Copy out each line of the data that holds the word "label".
====
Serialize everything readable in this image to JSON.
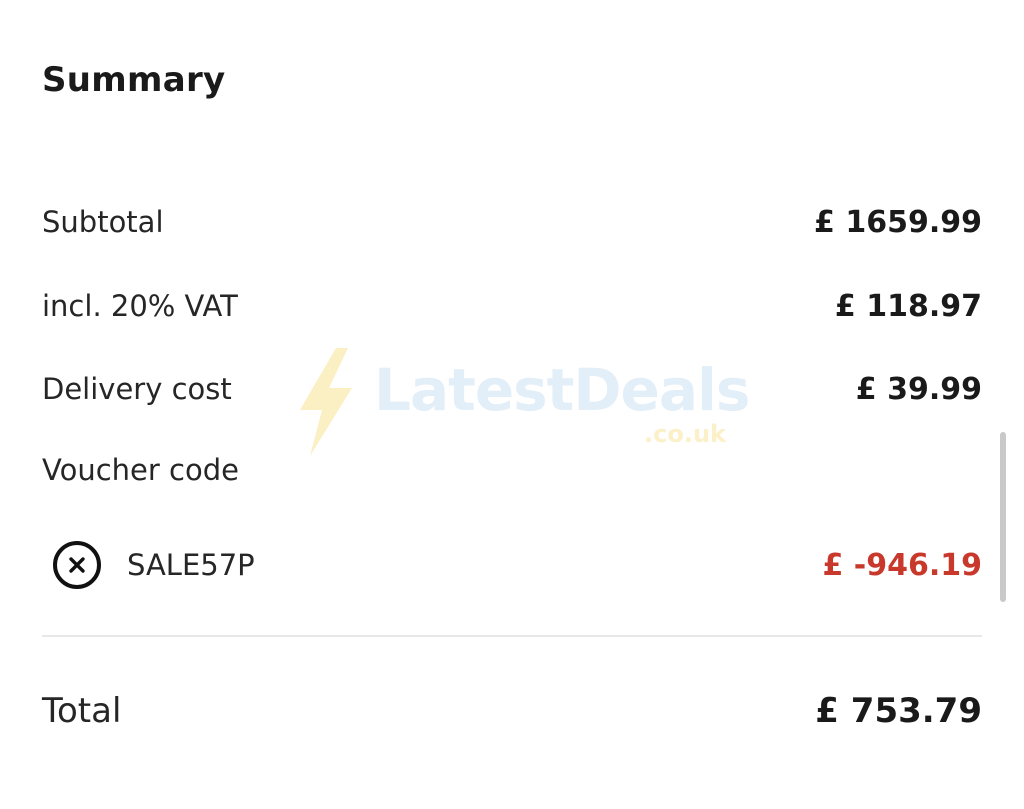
{
  "summary": {
    "title": "Summary",
    "subtotal": {
      "label": "Subtotal",
      "value": "£ 1659.99"
    },
    "vat": {
      "label": "incl. 20% VAT",
      "value": "£ 118.97"
    },
    "delivery": {
      "label": "Delivery cost",
      "value": "£ 39.99"
    },
    "voucher": {
      "heading": "Voucher code",
      "code": "SALE57P",
      "discount": "£ -946.19",
      "remove_icon": "close-circle-icon"
    },
    "total": {
      "label": "Total",
      "value": "£ 753.79"
    }
  },
  "watermark": {
    "text": "LatestDeals",
    "suffix": ".co.uk",
    "icon": "lightning-bolt-icon"
  },
  "colors": {
    "text": "#1a1a1a",
    "discount": "#c8392b",
    "divider": "#e8e8e8",
    "watermark_text": "#e2eef8",
    "watermark_bolt": "#fbefc4",
    "scrollbar": "#c9c9c9"
  }
}
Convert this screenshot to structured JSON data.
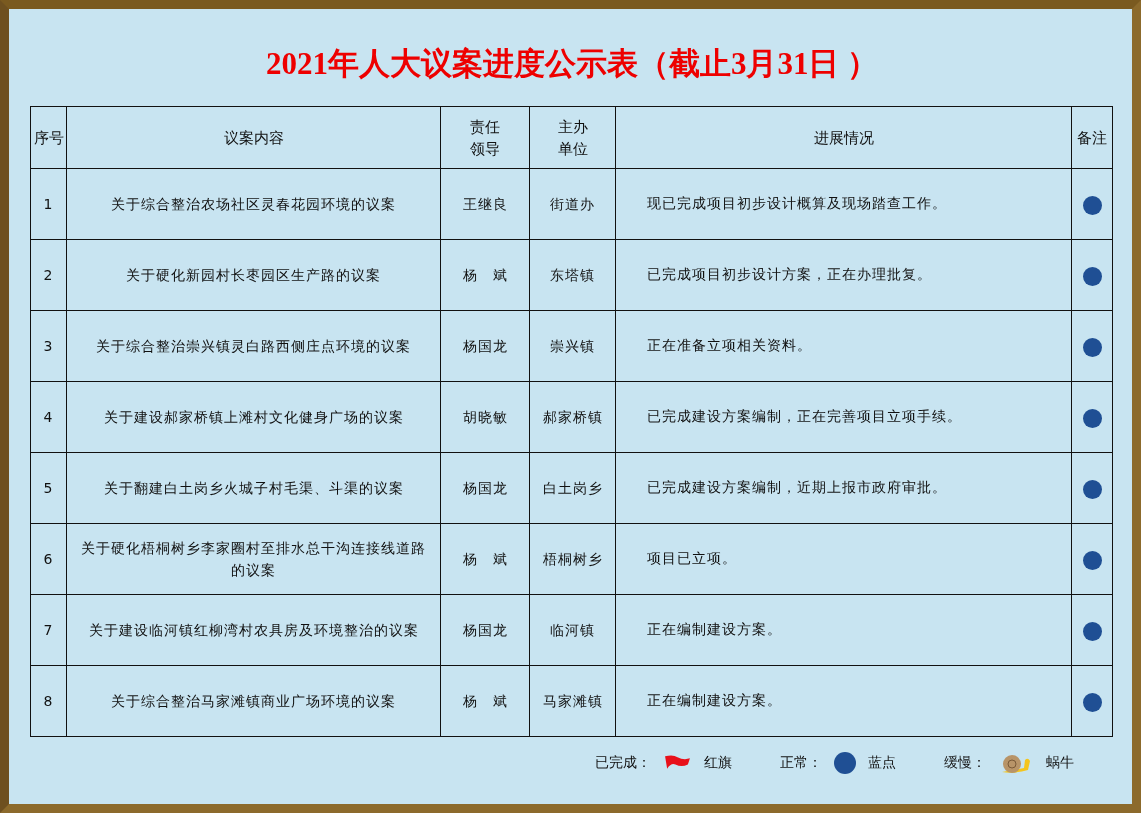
{
  "title": "2021年人大议案进度公示表（截止3月31日 ）",
  "table": {
    "columns": [
      "序号",
      "议案内容",
      "责任领导",
      "主办单位",
      "进展情况",
      "备注"
    ],
    "rows": [
      {
        "no": "1",
        "content": "关于综合整治农场社区灵春花园环境的议案",
        "leader": "王继良",
        "unit": "街道办",
        "progress": "现已完成项目初步设计概算及现场踏查工作。",
        "kind": "dot"
      },
      {
        "no": "2",
        "content": "关于硬化新园村长枣园区生产路的议案",
        "leader": "杨　斌",
        "unit": "东塔镇",
        "progress": "已完成项目初步设计方案，正在办理批复。",
        "kind": "dot"
      },
      {
        "no": "3",
        "content": "关于综合整治崇兴镇灵白路西侧庄点环境的议案",
        "leader": "杨国龙",
        "unit": "崇兴镇",
        "progress": "正在准备立项相关资料。",
        "kind": "dot"
      },
      {
        "no": "4",
        "content": "关于建设郝家桥镇上滩村文化健身广场的议案",
        "leader": "胡晓敏",
        "unit": "郝家桥镇",
        "progress": "已完成建设方案编制，正在完善项目立项手续。",
        "kind": "dot"
      },
      {
        "no": "5",
        "content": "关于翻建白土岗乡火城子村毛渠、斗渠的议案",
        "leader": "杨国龙",
        "unit": "白土岗乡",
        "progress": "已完成建设方案编制，近期上报市政府审批。",
        "kind": "dot"
      },
      {
        "no": "6",
        "content": "关于硬化梧桐树乡李家圈村至排水总干沟连接线道路的议案",
        "leader": "杨　斌",
        "unit": "梧桐树乡",
        "progress": "项目已立项。",
        "kind": "dot"
      },
      {
        "no": "7",
        "content": "关于建设临河镇红柳湾村农具房及环境整治的议案",
        "leader": "杨国龙",
        "unit": "临河镇",
        "progress": "正在编制建设方案。",
        "kind": "dot"
      },
      {
        "no": "8",
        "content": "关于综合整治马家滩镇商业广场环境的议案",
        "leader": "杨　斌",
        "unit": "马家滩镇",
        "progress": "正在编制建设方案。",
        "kind": "dot"
      }
    ]
  },
  "legend": [
    {
      "label": "已完成：",
      "kind": "flag",
      "name": "红旗"
    },
    {
      "label": "正常：",
      "kind": "dot",
      "name": "蓝点"
    },
    {
      "label": "缓慢：",
      "kind": "snail",
      "name": "蜗牛"
    }
  ]
}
====
> THE COMPLETED TASK:
      "label": "Subtotal",
      "label": "incl. 20% VAT",
      "label": "Delivery cost",
      "label": "Total",
      "label": "已完成：",
      "label": "正常：",
      "label": "缓慢：",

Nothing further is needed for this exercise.